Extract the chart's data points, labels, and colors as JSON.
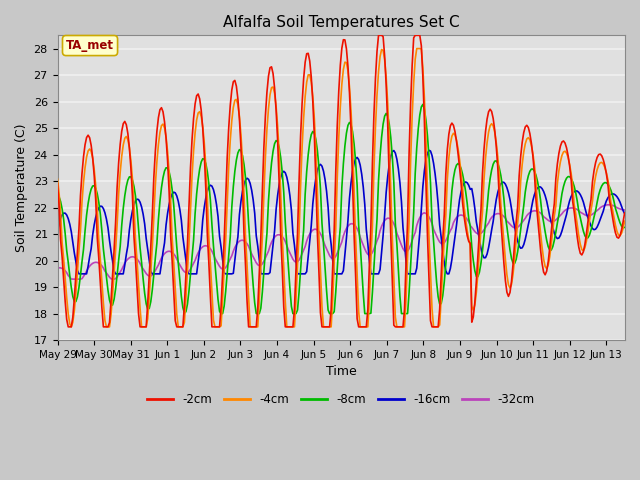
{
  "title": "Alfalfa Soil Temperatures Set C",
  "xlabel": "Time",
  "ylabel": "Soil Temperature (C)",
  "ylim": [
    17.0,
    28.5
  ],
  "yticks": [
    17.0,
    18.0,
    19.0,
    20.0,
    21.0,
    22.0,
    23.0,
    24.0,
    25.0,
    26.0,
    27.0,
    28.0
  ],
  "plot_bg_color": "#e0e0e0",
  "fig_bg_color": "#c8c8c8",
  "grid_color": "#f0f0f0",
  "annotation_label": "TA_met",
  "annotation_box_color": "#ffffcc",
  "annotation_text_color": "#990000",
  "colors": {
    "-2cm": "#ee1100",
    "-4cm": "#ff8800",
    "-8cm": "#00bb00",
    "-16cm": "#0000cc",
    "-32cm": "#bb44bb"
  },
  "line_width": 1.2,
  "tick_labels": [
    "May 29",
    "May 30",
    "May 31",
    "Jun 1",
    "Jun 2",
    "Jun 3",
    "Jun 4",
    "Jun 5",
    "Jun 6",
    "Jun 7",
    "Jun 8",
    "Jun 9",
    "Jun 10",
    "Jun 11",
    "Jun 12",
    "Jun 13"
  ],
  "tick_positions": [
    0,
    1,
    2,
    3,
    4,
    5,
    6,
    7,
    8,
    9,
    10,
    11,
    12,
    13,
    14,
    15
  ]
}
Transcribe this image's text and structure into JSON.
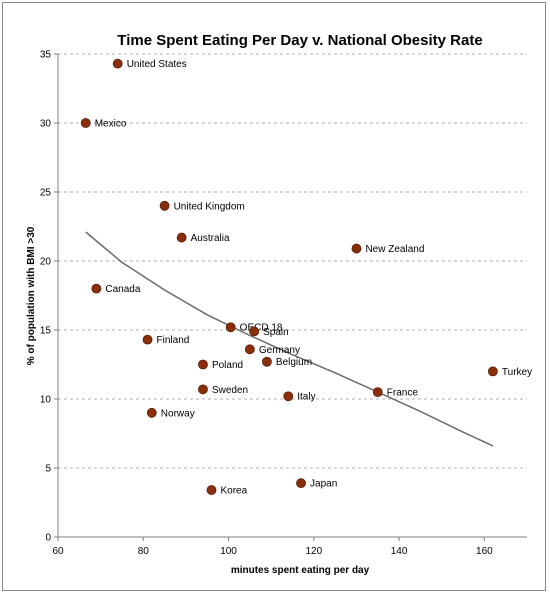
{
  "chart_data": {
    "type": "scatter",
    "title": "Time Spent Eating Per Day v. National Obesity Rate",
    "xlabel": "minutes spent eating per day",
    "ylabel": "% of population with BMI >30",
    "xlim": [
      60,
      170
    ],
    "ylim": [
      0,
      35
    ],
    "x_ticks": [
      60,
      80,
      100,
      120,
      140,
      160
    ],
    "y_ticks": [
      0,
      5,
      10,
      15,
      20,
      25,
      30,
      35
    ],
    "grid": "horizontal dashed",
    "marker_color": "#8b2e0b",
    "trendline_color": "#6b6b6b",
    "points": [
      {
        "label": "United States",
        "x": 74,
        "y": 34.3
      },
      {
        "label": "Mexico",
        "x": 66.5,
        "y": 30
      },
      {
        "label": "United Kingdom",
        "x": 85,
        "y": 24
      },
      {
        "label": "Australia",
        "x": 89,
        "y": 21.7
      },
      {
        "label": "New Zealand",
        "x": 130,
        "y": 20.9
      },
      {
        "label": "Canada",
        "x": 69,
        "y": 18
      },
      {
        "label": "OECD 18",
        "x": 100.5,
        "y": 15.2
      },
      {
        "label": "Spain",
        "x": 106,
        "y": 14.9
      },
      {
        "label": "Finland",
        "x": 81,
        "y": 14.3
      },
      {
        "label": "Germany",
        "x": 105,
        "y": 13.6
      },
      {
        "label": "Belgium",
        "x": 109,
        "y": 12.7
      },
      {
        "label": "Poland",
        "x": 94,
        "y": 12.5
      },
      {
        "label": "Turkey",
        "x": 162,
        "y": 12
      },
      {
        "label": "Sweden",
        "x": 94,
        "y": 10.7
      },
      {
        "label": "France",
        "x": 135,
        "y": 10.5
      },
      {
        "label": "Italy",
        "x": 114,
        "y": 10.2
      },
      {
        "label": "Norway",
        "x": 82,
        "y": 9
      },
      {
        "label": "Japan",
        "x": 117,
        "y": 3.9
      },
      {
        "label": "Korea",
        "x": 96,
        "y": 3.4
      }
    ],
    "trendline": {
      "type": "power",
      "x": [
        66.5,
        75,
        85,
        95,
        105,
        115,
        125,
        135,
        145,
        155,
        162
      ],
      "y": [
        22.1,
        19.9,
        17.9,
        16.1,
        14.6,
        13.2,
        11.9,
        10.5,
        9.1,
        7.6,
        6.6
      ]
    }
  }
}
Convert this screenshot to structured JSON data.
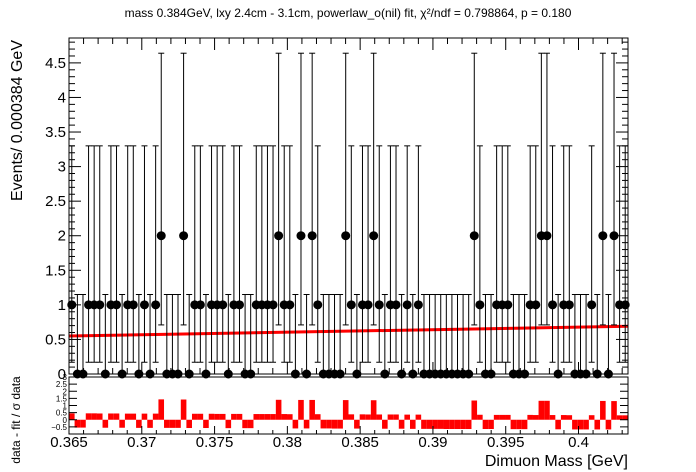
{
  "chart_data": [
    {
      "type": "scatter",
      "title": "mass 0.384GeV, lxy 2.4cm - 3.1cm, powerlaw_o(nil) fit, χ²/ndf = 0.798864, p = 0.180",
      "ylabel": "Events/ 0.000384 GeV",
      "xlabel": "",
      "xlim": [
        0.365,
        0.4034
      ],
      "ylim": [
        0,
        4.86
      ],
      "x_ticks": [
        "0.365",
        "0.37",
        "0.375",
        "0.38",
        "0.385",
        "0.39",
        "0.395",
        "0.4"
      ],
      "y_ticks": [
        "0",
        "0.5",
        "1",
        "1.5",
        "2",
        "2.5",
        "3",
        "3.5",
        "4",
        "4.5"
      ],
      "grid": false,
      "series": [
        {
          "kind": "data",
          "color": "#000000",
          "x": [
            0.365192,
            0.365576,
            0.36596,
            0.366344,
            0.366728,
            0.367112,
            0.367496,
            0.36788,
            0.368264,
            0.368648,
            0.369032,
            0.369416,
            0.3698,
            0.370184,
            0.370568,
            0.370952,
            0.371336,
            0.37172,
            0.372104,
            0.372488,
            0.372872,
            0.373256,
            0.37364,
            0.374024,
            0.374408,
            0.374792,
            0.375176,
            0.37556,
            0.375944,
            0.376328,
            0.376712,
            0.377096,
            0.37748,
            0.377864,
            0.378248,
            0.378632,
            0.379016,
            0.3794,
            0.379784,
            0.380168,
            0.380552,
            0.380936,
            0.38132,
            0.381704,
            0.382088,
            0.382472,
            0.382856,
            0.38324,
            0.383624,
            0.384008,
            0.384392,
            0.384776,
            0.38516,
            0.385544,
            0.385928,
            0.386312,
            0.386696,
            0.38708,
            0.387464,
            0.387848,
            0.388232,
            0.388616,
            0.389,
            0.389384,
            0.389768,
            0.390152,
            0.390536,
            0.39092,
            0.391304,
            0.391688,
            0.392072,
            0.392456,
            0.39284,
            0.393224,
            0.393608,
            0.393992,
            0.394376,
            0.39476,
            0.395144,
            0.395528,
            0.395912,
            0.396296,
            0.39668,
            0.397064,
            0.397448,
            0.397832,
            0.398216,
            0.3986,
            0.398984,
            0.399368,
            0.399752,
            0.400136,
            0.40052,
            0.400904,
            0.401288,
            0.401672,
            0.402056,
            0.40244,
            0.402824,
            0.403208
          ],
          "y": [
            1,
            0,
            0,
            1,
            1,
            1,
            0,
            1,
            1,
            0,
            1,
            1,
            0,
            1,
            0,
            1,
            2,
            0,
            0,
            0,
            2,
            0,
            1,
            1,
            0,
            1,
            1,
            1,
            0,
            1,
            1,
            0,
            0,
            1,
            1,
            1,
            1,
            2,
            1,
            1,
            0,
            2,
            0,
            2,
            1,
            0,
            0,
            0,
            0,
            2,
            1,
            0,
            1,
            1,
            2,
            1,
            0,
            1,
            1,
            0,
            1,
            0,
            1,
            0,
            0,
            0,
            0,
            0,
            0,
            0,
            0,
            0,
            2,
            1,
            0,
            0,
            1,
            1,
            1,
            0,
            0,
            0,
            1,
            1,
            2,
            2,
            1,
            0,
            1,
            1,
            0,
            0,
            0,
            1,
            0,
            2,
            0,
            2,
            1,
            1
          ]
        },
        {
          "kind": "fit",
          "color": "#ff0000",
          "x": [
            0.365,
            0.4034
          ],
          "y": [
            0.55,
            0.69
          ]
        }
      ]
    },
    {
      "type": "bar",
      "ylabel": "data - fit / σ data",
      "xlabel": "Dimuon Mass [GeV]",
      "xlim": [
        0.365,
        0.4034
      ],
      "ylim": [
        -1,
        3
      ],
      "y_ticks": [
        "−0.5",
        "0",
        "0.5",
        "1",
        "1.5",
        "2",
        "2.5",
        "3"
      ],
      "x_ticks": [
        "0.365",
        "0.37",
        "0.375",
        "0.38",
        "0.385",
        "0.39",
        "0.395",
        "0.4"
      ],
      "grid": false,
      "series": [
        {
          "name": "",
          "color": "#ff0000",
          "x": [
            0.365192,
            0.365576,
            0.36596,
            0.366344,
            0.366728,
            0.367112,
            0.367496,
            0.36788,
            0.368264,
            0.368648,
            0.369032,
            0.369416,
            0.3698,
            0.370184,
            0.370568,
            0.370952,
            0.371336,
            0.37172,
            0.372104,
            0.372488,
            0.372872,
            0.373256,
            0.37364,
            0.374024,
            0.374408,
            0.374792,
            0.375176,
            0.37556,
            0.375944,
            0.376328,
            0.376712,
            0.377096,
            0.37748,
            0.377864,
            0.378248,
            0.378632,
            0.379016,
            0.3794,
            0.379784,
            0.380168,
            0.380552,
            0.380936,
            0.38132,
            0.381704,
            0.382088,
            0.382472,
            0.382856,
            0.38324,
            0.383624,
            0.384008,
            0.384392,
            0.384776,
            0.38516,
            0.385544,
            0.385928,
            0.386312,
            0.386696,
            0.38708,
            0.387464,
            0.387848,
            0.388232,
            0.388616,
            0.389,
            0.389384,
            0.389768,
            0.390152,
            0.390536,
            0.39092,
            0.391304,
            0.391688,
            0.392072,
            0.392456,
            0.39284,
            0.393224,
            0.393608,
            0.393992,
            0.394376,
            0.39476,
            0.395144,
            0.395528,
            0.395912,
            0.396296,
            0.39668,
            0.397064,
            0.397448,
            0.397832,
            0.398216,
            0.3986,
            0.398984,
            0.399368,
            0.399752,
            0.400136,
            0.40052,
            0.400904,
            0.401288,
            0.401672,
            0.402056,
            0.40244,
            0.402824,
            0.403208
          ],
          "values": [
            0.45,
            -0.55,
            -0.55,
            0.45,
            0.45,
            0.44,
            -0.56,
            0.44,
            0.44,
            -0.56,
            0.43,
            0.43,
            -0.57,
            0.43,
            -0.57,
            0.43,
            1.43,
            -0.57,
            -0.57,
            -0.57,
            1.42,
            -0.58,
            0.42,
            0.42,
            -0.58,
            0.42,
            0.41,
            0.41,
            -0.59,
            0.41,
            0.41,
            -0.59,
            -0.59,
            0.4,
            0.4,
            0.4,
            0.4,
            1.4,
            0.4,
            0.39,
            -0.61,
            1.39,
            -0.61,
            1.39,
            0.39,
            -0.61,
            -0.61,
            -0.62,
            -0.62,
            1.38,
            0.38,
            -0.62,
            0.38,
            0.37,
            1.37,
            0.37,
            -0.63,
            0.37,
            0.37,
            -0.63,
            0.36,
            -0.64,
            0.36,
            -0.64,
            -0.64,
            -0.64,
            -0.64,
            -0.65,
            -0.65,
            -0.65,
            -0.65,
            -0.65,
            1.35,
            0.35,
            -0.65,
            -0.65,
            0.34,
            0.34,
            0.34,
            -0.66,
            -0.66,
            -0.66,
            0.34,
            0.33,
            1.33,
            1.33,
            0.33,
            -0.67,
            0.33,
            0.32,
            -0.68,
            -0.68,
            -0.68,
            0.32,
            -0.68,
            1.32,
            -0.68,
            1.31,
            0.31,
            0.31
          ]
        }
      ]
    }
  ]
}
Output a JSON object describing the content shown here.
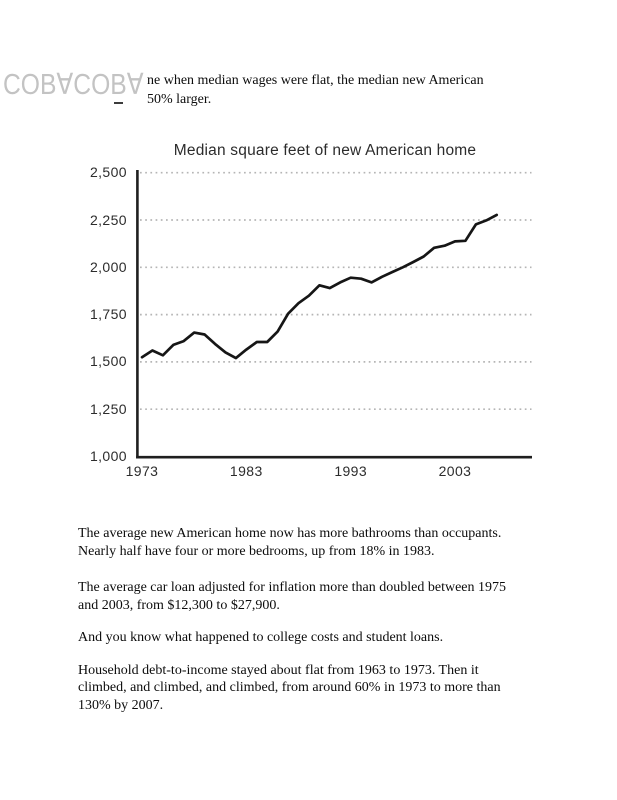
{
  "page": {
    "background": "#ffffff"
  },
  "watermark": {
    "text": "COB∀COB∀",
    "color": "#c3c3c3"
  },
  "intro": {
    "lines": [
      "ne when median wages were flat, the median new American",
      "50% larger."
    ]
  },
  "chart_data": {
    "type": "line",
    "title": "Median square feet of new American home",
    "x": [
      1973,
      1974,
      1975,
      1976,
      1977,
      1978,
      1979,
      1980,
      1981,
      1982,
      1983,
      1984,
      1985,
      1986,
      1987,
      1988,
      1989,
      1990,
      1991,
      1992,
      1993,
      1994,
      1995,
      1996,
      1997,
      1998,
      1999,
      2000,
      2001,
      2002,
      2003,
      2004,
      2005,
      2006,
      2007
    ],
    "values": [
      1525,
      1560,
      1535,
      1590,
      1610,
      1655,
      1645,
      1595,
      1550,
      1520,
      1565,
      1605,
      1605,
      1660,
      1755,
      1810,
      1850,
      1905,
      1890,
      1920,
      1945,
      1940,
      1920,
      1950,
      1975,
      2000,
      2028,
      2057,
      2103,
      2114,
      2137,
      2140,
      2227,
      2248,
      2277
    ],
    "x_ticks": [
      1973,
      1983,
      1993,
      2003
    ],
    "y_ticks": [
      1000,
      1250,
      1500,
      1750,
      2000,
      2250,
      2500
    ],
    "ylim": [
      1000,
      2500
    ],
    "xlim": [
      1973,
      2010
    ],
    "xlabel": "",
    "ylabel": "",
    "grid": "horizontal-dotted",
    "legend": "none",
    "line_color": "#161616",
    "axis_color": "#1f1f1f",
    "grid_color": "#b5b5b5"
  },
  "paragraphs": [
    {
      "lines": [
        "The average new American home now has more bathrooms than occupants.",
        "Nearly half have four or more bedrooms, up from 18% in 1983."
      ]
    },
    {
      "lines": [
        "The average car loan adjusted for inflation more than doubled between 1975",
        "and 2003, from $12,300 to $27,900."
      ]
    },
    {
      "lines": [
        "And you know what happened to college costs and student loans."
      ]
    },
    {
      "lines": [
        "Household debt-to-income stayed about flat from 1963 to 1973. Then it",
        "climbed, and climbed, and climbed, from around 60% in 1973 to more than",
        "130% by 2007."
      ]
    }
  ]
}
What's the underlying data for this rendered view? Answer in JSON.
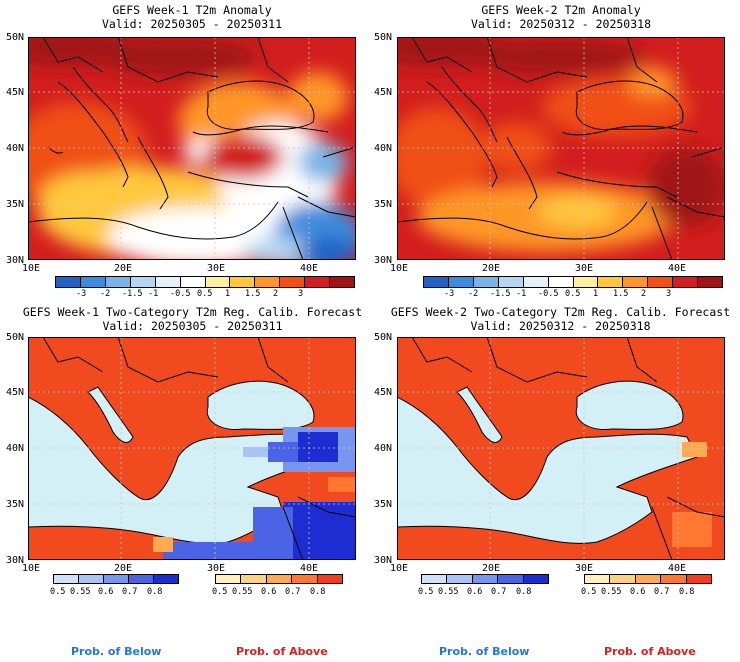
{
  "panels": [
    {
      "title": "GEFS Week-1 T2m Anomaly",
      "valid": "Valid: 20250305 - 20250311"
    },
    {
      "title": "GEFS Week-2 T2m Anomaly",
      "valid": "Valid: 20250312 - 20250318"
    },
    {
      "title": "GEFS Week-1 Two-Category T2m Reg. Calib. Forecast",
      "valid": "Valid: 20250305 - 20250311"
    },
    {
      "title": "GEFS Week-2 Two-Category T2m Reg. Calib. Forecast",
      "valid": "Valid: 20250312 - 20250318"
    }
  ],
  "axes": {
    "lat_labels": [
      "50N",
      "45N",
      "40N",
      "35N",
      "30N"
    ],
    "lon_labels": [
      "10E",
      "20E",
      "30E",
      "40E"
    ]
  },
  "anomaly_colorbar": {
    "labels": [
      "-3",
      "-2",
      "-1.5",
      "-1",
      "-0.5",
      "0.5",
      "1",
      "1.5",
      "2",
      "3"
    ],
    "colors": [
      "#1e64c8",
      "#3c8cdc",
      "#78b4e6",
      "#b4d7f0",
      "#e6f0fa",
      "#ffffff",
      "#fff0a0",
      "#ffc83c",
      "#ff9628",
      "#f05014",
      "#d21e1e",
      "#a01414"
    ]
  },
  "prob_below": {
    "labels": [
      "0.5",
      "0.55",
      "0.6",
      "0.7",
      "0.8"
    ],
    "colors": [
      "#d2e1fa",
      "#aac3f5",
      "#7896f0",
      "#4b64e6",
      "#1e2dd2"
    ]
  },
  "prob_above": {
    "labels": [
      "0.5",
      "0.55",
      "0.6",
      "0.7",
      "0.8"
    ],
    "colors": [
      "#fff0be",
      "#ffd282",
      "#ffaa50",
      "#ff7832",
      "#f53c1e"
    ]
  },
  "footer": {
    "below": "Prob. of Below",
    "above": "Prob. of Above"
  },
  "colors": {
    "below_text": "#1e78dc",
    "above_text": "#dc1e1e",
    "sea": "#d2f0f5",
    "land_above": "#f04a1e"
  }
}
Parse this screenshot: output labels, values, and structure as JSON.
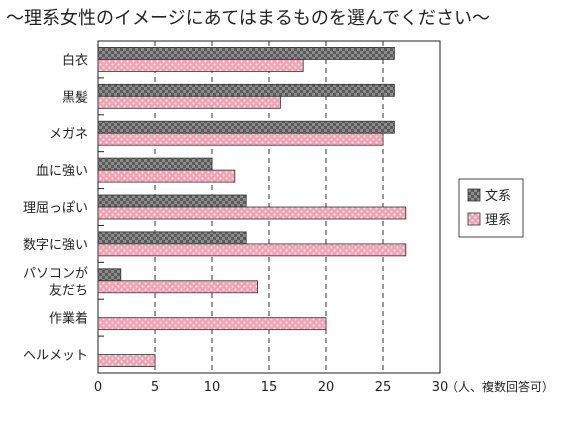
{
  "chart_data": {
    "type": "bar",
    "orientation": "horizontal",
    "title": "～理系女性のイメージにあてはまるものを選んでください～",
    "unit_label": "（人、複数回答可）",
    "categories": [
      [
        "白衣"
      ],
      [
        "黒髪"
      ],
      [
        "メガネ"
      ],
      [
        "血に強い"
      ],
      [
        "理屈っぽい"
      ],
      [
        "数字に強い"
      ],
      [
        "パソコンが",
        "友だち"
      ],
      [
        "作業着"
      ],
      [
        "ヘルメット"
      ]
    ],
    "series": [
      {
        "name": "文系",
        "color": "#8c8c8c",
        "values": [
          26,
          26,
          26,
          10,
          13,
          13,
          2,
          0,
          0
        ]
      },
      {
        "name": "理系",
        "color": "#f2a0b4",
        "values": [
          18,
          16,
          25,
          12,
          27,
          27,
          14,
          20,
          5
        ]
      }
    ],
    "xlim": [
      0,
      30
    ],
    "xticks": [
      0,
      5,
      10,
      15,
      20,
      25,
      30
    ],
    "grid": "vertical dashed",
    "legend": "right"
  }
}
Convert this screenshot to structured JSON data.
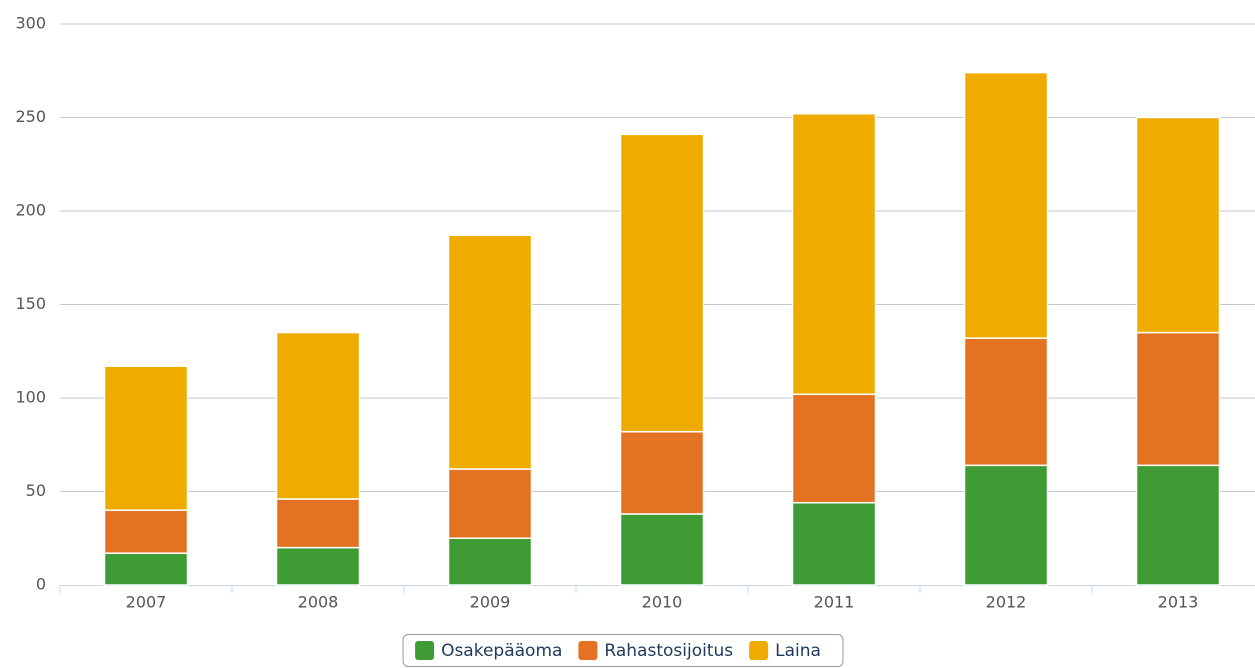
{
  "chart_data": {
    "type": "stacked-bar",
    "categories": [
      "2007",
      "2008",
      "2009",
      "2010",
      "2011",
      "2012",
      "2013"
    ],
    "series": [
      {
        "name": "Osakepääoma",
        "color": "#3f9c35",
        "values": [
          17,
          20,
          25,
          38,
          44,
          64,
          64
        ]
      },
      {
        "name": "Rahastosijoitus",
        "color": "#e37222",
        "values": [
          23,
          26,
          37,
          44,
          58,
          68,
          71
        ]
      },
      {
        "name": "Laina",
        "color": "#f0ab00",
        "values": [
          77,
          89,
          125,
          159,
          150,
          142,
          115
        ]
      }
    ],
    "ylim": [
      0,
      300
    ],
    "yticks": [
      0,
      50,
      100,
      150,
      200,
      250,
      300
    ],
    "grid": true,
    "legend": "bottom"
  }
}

WHAT YOU HAVE TO DO –
Exactly how many lines contain "this"? State the number and nothing else.

FULL OUTPUT –
5